(Recorded data)
————

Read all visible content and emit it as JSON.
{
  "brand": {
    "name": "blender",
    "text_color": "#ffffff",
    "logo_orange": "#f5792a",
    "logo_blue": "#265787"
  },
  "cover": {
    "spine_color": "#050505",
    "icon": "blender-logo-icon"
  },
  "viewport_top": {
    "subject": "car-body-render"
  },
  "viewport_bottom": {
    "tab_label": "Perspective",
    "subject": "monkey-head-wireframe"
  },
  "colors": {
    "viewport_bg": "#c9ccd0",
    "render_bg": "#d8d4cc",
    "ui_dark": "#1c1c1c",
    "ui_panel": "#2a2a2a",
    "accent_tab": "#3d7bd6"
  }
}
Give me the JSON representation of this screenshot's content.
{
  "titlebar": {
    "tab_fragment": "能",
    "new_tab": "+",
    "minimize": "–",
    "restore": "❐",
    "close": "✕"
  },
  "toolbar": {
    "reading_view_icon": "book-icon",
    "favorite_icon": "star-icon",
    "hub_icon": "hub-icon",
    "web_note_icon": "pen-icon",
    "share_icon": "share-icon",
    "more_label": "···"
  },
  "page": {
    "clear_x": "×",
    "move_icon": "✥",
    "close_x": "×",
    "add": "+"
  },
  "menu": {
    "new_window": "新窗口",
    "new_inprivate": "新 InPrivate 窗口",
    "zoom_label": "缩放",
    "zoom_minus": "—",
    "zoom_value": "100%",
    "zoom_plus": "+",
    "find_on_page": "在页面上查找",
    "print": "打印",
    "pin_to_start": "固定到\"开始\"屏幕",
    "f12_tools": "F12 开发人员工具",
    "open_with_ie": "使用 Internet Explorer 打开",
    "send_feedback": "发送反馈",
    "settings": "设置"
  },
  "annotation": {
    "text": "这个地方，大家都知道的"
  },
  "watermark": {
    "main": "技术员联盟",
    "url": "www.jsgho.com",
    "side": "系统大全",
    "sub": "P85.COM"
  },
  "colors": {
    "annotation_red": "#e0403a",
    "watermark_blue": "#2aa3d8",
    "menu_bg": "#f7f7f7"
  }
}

————

THE PROBLEM: Take every line from the data above that holds "subject" and copy it out.

THE OUTPUT:
    "subject": "car-body-render"
    "subject": "monkey-head-wireframe"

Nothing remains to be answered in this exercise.